Page excerpt:
* * * * * * * * *

Supra Sword Excalibur Loudspeaker Cable

hfnedchoiceSweden's Supra brand was in the vanguard of the cable revolution in the late '70s so its new and vibrant Excalibur flagship is no mere stab in the dark.

With its blue-tinged foil screen positively glowing through a tight, translucent PVC jacket, Supra's flagship speaker cable, priced at £1700 for a 3m terminated set (£300 per additional stereo metre), makes for a vivid statement. It's a world away from the speaker cables that helped Tommy Jenving launch his Swedish Supra brand in 1976. Its Supra Cable 4 and 2.5 used bunches of very fine copper strands in a standard figure-of-eight geometry. Its later 10mm2 Supra Cable 10, with 2562x0.07mm 4N copper strands, still has the lowest series resistance that I've measured (3.1mohm/m) when tested nearly 30 years ago [Hi-Fi Choice Aug '94].

Fast forward to today and the range-topping Excalibur version of its Sword cable now features a foil screen over its symmetrical, bifilar-wound signal and return cores. Here two sets of 12 enamel-coated 5N OF-copper strands are wound at 90° to each other over a hard PE core and separated with a layer of softer PE insulation. The coarse Litz-like geometry is intended to trade higher capacitance for lower inductance while the enamel-coating eliminates inter-strand conduction. Finally, Supra's crimped 'CombiCon' cable terminations may be fitted with rhodium-plated 4mm bananas or spades.

Now, whether you choose to ground the Excalibur's foil screen to your amp via one or more of Supra's separate XL-Annorum conductors [see pic, above] does not affect the cable's lumped parameters, including the 0.47µH/m series loop inductance. This is an 'average' rather than particularly low figure – Supra claims 0.25µH/m which is very close to the 0.23µH/m we measured for In-akustik's LS-204 XL cable [HFN Feb '21], another helically-wound derivative claiming low inductance. The specified 5.2mohm/m resistance precisely matches the AWG linear-metre standard for a solid 12-gauge (3mm2) copper conductor, but our figure for a terminated length was a higher 17.9mohm/m loop, equivalent to a 0.019dB/m power loss into an 8ohm load. Parallel capacitance is also a perfectly moderate 151pF/m.

* * * * * * * * *

Recorded information:
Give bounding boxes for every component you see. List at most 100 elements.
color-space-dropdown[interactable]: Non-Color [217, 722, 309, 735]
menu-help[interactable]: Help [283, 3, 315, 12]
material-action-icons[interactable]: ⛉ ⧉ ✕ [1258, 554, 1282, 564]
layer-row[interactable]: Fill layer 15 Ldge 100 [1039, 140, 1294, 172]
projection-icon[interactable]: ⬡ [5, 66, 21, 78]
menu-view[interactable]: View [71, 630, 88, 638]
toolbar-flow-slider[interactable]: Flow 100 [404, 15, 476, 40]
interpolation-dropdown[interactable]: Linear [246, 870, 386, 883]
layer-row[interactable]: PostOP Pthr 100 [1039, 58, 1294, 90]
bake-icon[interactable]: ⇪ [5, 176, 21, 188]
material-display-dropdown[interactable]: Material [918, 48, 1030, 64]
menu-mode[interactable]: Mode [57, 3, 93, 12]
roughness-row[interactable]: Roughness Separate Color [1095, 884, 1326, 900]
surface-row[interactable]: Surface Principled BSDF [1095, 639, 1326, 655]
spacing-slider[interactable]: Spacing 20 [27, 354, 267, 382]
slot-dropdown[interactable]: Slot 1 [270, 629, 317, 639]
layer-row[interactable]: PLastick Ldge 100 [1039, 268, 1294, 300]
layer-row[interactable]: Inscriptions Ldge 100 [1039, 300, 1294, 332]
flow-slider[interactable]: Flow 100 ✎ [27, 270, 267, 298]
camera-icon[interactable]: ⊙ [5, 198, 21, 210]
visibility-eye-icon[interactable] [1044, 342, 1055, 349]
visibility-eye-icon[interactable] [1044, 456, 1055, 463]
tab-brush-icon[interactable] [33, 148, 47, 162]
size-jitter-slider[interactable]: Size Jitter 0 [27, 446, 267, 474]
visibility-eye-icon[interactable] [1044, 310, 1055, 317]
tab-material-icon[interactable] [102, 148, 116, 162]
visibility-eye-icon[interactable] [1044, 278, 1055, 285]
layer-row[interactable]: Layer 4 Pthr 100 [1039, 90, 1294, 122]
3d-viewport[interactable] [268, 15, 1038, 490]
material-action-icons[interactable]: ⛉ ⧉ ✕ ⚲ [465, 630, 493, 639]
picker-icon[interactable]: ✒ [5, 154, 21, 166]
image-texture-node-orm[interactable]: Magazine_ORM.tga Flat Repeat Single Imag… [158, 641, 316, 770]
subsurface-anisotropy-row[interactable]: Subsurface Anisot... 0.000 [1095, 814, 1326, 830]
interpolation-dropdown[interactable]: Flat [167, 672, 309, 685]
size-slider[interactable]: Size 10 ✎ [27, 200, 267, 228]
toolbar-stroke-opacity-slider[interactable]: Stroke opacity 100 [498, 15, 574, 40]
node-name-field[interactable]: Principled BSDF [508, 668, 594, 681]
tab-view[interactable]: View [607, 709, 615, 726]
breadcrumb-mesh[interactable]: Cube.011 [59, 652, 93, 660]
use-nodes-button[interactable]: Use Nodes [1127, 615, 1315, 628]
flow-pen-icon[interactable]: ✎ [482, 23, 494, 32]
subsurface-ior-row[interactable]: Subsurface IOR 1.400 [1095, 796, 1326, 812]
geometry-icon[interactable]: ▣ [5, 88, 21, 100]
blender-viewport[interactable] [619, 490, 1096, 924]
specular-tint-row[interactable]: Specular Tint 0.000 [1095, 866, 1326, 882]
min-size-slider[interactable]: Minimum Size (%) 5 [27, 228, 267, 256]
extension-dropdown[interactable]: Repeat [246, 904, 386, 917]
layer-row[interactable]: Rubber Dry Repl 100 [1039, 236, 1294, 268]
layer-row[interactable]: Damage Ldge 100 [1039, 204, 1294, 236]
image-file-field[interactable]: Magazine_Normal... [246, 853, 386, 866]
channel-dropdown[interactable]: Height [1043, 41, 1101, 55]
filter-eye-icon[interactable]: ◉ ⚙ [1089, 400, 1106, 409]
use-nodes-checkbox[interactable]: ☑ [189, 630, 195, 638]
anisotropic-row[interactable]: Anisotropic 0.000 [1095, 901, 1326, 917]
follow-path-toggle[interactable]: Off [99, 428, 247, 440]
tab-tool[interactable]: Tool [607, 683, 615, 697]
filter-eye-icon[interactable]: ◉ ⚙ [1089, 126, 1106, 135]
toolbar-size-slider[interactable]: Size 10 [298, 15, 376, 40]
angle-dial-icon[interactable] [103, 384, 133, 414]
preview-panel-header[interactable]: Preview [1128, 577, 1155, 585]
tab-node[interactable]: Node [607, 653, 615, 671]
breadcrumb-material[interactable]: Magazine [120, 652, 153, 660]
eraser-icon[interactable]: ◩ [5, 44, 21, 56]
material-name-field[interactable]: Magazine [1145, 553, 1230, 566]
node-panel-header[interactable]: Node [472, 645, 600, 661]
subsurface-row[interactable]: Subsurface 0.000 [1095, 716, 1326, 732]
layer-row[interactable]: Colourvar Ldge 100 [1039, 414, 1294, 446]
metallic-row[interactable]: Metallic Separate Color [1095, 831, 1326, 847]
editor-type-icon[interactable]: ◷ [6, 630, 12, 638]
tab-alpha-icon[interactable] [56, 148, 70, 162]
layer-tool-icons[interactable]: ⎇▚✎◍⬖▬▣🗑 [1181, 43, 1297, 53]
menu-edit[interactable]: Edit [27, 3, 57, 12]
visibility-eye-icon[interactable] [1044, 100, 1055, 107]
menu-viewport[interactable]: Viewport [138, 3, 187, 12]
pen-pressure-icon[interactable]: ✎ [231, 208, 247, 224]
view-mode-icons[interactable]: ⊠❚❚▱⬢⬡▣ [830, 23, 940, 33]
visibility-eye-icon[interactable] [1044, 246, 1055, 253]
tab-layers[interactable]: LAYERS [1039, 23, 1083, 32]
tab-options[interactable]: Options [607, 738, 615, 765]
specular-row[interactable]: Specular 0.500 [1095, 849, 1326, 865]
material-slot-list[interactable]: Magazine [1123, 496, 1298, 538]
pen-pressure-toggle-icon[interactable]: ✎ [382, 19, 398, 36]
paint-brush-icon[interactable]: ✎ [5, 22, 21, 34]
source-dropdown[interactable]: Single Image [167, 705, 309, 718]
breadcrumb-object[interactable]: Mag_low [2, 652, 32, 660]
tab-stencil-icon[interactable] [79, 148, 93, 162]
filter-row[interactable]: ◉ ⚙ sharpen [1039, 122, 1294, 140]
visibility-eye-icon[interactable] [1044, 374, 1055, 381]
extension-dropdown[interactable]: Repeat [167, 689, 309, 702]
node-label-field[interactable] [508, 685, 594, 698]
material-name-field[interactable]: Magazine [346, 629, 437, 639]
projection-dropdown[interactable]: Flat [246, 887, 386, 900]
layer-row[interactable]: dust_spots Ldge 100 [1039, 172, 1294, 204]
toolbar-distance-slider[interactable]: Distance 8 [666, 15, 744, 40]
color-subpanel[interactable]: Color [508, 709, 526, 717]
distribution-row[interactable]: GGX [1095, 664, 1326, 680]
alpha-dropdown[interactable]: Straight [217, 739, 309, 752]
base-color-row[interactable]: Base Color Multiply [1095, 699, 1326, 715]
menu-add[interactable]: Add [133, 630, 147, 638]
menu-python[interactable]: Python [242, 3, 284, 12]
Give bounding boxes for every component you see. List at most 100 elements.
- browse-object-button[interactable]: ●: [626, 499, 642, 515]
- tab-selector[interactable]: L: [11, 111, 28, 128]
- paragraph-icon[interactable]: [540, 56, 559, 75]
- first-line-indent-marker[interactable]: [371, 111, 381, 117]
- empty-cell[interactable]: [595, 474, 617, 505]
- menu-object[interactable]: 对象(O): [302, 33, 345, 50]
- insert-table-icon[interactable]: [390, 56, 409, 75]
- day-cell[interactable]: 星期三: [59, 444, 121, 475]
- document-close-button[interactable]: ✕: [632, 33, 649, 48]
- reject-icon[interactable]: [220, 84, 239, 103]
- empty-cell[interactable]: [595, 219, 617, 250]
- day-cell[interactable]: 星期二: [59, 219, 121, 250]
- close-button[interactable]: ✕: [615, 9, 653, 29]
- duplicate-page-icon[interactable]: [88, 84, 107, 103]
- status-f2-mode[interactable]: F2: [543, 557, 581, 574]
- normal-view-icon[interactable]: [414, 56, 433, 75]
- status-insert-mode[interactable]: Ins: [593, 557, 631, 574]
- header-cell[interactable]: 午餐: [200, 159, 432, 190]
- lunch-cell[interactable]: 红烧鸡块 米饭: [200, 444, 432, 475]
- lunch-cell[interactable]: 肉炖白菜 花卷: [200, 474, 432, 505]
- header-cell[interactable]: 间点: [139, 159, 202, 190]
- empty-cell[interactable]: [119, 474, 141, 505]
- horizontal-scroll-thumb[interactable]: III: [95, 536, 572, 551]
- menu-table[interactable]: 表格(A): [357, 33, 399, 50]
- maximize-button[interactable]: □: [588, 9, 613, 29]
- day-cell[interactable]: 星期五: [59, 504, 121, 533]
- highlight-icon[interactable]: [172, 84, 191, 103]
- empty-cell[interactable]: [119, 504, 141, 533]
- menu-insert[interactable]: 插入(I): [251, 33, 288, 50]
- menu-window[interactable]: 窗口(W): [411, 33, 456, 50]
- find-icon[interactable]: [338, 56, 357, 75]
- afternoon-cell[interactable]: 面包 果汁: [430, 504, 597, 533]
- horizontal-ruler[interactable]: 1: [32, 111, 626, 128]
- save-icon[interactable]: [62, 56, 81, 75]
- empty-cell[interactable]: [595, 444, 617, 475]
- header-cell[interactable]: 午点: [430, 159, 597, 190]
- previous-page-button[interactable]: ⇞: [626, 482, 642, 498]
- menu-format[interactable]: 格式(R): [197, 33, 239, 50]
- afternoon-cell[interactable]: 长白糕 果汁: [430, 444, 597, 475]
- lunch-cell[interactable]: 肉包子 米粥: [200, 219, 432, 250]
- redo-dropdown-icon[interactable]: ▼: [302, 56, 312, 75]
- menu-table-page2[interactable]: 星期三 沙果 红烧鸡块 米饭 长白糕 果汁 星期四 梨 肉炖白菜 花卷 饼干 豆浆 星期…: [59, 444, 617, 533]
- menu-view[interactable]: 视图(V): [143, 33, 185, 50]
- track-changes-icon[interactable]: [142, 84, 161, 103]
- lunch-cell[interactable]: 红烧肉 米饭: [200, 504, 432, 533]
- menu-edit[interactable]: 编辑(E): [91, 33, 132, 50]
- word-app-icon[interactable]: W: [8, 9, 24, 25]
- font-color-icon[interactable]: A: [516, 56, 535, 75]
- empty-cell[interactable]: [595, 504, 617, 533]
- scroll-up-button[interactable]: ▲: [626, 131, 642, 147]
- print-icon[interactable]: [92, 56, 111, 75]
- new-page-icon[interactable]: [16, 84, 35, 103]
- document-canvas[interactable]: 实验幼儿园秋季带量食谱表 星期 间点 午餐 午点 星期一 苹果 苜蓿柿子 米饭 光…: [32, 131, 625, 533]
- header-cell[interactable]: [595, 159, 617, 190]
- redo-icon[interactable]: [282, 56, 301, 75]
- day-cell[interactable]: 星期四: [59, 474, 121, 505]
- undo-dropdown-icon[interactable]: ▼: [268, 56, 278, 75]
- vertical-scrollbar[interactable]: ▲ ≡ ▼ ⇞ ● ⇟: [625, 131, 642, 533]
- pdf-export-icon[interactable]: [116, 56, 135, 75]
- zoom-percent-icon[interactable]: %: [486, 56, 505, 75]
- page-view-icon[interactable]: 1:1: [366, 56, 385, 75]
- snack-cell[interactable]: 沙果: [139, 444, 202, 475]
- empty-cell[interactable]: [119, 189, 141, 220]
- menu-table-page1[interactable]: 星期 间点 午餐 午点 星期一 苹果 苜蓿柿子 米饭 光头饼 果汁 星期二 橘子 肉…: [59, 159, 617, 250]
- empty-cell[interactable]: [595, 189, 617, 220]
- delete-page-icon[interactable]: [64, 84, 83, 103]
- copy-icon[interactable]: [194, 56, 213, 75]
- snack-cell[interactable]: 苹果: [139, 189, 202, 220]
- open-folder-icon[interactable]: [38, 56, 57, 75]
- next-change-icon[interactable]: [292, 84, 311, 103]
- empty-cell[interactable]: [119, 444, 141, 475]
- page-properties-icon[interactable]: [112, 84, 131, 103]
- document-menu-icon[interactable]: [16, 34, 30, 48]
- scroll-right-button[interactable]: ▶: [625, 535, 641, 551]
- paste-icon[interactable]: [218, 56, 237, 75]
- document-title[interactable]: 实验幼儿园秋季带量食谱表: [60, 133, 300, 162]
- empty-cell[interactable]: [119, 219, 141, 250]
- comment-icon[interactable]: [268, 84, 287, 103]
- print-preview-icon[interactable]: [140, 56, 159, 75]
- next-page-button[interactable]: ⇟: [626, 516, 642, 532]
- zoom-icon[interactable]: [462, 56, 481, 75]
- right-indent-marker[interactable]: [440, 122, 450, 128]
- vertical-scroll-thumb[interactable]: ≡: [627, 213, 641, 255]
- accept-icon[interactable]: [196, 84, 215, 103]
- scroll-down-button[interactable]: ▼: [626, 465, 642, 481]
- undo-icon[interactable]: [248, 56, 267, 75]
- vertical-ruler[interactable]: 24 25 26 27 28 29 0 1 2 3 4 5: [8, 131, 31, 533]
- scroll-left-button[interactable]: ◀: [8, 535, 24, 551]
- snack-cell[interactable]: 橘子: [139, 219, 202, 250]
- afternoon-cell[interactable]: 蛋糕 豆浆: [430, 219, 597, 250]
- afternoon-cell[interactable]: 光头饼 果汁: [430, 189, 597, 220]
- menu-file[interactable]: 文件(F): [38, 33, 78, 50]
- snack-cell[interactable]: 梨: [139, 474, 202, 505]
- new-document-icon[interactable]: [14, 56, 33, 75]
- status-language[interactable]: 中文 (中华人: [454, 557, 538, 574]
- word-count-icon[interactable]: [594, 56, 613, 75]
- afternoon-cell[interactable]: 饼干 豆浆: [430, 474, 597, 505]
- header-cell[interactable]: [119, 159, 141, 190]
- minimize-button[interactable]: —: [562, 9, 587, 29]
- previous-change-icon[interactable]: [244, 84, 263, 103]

* * * * * * * * *

Problem to work on: Extend the review of the Supra Sword Excalibur loudspeaker cable, picking up after its final sentence.

Reply:
sqnote Cutting Edge
In addition to my usual Constellation Centaur II 500 [HFN Dec '19] and B&W 801 D4s [HFN Nov '21], I was blessed with more than a few other amp/speaker combinations this month with which to sample the potentially Arthurian qualities of this particular Excalibur. With most of these systems – and especially the Western Electric 91E [HFN Feb '23] with DeVore O/93s – the Sword Excalibur encouraged what I'd best describe as an arresting, animated sound.


Inside the Excalibur showing the multistrand bifilar-winding of each conductor around a polyethylene core. The foil screen, drain wire and fibre packing are also clearly revealed

Bass, notably, had a richer 'colour' than I'd heard with other high-end cables, bringing extra weight, impact and sheer 'bounce' to Grischka Zepf's strumming on Chris Jones' 'No Sanctuary Here' [Roadhouses And Automobiles; SFR 357.8006.1] just as it helped lift Paul Chambers' bowed solo on 'Red Pepper Blues' [Art Pepper Meets The Rhythm Section; Contemporary/Original Jazz Classics S7532]. Treble, too, was sweet with just the right bite given to percussion and plucked strings, even if the extreme top-end was arguably slightly 'dark' rather than brightly lit. Many listeners will prefer it this way, of course, but that's the beauty of a cable that beguiles as it informs.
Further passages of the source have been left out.